### DIRECTIONS FOR THIS TASK
Present every line in which the string "title" appears.

### RECORDS PROVIDED
begin

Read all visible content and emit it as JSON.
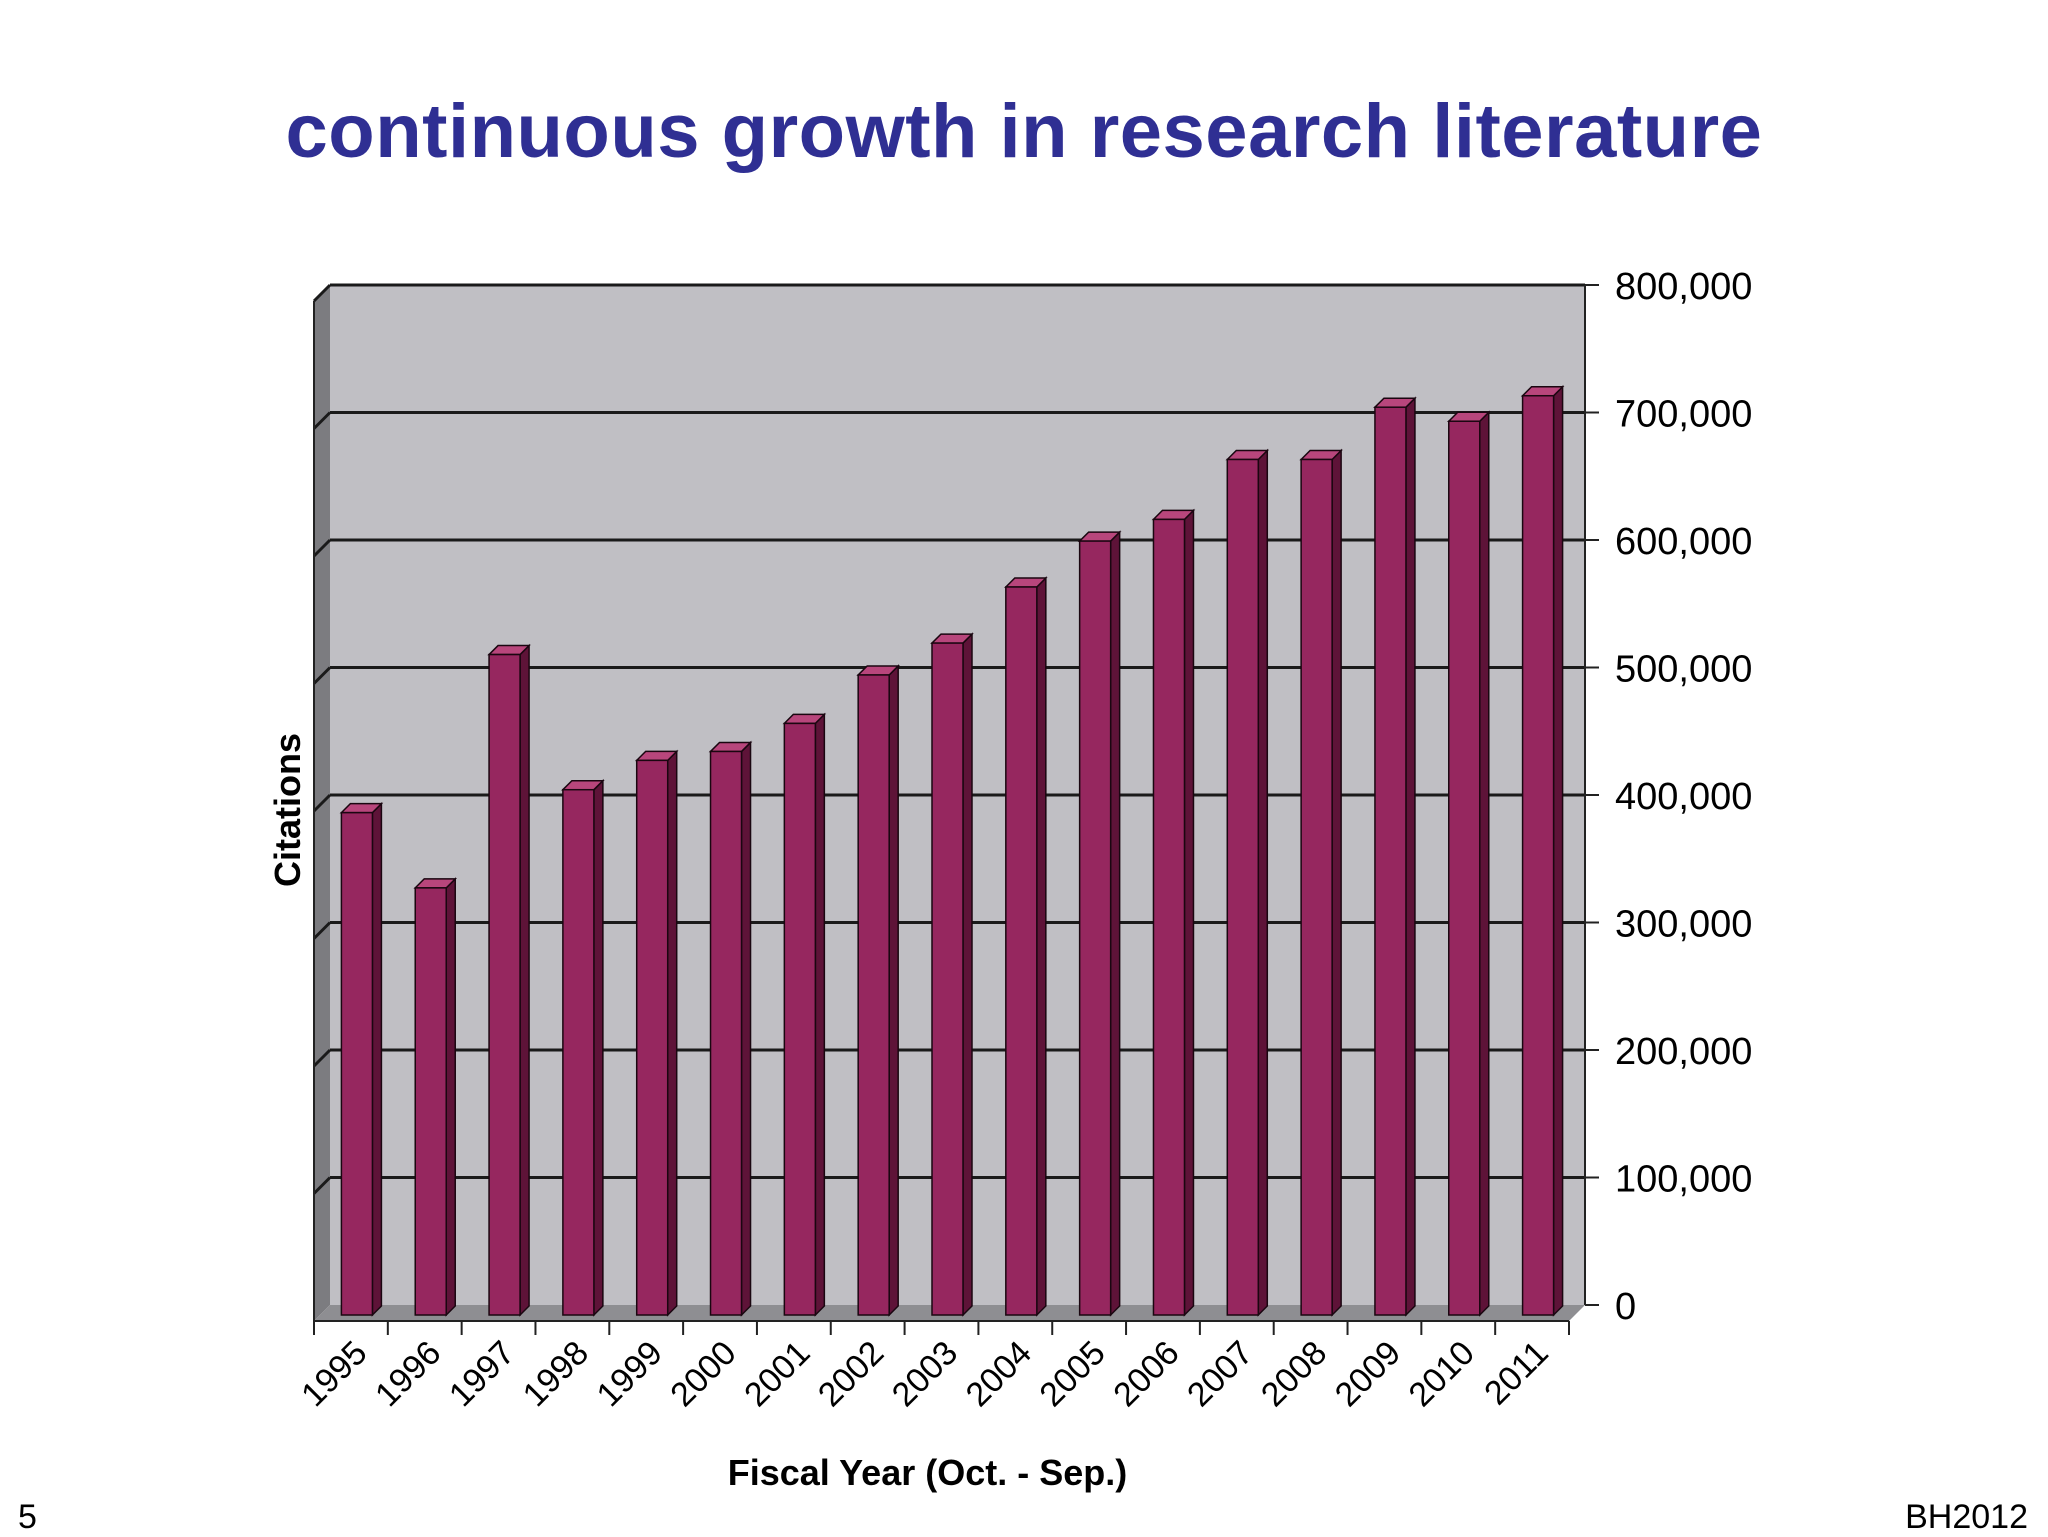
{
  "slide": {
    "title": "continuous growth in research literature",
    "number": "5",
    "footer": "BH2012"
  },
  "colors": {
    "title": "#2f2f93",
    "bar_front": "#96275f",
    "bar_side": "#5e1338",
    "bar_top": "#b8467c",
    "plot_back": "#c0bfc4",
    "floor": "#8e8e92",
    "left_wall": "#7c7c80",
    "axis_text": "#000000"
  },
  "chart_data": {
    "type": "bar",
    "title": "",
    "xlabel": "Fiscal Year (Oct. - Sep.)",
    "ylabel": "Citations",
    "categories": [
      "1995",
      "1996",
      "1997",
      "1998",
      "1999",
      "2000",
      "2001",
      "2002",
      "2003",
      "2004",
      "2005",
      "2006",
      "2007",
      "2008",
      "2009",
      "2010",
      "2011"
    ],
    "values": [
      394000,
      335000,
      518000,
      412000,
      435000,
      442000,
      464000,
      502000,
      527000,
      571000,
      607000,
      624000,
      671000,
      671000,
      712000,
      701000,
      721000
    ],
    "ylim": [
      0,
      800000
    ],
    "yticks": [
      0,
      100000,
      200000,
      300000,
      400000,
      500000,
      600000,
      700000,
      800000
    ],
    "ytick_labels": [
      "0",
      "100,000",
      "200,000",
      "300,000",
      "400,000",
      "500,000",
      "600,000",
      "700,000",
      "800,000"
    ],
    "y_axis_side": "right",
    "grid": true,
    "legend": "none",
    "style": "3d"
  }
}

end

### IN RESPONSE
    "title": "continuous growth in research literature",
    "title": "#2f2f93",
    "title": "",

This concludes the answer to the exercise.